- **DIRECTION**
Find all lines in the records that include the word "JSON", and copy them out.

- **RECORDS FOR THIS EXERCISE**
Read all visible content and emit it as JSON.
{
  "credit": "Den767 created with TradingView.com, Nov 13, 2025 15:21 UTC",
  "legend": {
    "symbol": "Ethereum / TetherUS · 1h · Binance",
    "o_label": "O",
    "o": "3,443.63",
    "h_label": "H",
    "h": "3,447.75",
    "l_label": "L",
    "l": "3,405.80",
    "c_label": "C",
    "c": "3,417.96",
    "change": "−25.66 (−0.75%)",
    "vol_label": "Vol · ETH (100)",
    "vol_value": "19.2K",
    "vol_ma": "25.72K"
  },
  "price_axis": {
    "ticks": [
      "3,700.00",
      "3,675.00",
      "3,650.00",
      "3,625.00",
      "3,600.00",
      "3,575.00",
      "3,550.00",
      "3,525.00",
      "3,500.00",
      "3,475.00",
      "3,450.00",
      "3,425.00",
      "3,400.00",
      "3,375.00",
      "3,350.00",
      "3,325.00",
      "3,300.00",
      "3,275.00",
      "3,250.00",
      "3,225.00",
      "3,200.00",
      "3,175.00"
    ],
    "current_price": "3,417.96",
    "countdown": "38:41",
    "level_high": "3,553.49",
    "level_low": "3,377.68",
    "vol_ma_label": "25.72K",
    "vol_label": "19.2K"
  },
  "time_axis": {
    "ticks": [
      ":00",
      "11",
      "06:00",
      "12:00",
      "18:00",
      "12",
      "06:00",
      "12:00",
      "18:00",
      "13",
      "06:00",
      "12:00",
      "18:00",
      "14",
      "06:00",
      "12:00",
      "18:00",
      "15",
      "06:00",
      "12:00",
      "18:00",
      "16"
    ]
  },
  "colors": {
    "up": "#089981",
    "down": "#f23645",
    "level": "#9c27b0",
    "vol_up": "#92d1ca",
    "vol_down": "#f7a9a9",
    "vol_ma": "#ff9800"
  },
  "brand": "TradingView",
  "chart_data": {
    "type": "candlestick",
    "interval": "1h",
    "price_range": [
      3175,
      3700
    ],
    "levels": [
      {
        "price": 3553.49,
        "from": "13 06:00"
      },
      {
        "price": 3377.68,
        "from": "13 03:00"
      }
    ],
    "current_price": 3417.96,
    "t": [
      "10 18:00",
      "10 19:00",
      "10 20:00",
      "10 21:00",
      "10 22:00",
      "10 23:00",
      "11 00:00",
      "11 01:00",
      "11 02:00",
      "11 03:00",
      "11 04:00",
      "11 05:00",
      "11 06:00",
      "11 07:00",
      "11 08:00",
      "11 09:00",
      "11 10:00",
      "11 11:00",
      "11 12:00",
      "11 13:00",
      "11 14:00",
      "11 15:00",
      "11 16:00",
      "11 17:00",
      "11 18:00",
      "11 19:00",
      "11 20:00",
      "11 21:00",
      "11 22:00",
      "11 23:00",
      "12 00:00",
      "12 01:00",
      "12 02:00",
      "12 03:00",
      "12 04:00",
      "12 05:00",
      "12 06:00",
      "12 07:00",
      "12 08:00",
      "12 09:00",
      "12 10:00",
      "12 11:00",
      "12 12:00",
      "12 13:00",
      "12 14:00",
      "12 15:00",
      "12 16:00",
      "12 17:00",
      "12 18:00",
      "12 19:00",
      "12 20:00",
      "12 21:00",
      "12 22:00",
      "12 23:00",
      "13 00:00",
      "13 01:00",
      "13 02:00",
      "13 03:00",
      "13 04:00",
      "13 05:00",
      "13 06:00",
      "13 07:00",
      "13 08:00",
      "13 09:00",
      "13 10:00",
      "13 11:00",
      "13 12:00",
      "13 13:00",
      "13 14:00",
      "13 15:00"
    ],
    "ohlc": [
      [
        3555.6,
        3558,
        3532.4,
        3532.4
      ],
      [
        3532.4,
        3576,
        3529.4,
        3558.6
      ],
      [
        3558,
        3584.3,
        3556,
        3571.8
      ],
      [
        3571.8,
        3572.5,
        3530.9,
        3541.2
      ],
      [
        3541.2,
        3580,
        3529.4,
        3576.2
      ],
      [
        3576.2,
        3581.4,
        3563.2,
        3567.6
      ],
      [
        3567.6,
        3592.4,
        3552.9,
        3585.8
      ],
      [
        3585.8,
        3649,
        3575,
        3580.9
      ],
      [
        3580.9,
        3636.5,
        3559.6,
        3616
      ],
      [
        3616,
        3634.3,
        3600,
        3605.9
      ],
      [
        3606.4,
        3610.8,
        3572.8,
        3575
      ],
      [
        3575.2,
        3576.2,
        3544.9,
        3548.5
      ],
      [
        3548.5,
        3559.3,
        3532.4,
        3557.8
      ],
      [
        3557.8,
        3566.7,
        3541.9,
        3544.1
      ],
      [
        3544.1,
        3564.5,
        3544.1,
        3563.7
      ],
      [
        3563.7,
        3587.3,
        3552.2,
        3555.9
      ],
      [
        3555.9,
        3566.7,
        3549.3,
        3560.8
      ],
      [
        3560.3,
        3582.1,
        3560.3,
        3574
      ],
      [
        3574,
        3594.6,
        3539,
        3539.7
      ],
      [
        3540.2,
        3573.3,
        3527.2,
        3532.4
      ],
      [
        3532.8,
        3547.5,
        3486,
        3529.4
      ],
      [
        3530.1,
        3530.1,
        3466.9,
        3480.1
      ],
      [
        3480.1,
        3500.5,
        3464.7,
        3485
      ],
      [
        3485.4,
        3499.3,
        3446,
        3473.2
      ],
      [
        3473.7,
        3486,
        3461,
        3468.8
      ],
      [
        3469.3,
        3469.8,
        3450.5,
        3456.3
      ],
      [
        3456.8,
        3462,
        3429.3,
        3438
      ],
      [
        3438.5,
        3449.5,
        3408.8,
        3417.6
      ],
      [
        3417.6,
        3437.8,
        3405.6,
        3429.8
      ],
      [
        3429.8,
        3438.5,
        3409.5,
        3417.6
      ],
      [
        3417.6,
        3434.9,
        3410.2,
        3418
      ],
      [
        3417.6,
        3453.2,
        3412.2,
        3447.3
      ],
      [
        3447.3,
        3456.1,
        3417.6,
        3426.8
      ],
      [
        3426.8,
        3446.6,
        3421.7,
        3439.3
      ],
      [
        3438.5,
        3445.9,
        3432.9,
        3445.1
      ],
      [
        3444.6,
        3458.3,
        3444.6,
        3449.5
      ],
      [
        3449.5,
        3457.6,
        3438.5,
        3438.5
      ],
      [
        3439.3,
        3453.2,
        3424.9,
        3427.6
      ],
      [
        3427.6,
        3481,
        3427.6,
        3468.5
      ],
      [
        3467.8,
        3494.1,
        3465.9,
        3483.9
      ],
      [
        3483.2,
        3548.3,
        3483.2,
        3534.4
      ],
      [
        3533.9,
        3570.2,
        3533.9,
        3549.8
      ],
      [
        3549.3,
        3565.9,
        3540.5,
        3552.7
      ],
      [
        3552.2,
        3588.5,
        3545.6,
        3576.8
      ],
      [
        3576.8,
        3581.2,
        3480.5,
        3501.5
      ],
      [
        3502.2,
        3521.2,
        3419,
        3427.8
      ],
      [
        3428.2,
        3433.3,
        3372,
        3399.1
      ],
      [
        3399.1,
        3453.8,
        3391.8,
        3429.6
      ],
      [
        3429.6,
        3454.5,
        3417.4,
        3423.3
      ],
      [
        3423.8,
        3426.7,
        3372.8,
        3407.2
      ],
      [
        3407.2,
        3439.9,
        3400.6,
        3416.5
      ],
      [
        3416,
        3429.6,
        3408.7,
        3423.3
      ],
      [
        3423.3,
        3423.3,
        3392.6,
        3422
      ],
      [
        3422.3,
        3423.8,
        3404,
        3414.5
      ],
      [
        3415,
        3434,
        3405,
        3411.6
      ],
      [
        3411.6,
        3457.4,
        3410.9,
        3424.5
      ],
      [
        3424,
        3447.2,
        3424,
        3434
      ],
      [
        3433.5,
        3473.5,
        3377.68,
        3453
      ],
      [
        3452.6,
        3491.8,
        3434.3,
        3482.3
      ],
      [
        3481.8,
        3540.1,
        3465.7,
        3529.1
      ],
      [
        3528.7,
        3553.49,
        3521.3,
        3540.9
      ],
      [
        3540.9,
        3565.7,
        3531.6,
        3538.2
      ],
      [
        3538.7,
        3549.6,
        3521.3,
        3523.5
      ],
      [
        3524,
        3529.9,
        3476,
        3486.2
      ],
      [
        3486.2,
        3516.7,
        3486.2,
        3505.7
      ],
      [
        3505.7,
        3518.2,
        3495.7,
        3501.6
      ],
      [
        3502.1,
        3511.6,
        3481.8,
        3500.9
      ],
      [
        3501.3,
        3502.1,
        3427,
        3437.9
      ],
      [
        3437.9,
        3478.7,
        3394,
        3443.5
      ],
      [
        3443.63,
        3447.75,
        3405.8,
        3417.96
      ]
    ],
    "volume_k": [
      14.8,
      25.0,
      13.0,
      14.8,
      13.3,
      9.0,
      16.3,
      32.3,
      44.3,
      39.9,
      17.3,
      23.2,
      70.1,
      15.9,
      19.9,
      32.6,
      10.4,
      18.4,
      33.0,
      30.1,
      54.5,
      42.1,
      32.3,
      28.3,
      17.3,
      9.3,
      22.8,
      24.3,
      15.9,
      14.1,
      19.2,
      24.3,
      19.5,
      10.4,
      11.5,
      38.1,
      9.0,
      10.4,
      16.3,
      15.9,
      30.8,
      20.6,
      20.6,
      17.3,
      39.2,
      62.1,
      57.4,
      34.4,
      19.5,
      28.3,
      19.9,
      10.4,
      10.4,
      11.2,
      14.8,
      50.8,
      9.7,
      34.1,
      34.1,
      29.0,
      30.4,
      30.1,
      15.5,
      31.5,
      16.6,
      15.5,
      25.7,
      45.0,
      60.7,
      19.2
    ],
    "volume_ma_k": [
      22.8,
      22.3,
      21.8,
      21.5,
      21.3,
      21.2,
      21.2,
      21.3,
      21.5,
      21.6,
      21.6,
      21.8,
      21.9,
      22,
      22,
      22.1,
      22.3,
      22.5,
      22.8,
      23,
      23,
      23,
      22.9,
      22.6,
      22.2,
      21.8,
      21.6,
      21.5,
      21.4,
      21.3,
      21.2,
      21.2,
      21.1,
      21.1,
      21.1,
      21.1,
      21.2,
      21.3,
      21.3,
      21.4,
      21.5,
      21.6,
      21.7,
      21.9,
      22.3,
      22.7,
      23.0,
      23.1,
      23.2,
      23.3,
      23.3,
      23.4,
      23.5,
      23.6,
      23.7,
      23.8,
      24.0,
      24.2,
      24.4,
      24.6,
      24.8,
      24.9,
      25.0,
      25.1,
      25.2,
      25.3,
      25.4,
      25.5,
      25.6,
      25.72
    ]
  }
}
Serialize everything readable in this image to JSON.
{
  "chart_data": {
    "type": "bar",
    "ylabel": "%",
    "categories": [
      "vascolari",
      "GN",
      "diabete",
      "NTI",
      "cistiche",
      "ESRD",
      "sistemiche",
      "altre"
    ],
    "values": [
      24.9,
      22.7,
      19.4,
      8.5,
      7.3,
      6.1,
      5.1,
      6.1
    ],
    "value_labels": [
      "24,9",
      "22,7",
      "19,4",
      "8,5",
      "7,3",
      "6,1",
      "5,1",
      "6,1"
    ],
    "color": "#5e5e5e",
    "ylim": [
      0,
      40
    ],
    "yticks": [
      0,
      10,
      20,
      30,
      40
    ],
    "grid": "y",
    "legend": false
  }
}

- **ANSWER IN FULL**
Read all visible content and emit it as JSON.
Serialize everything readable in this image to JSON.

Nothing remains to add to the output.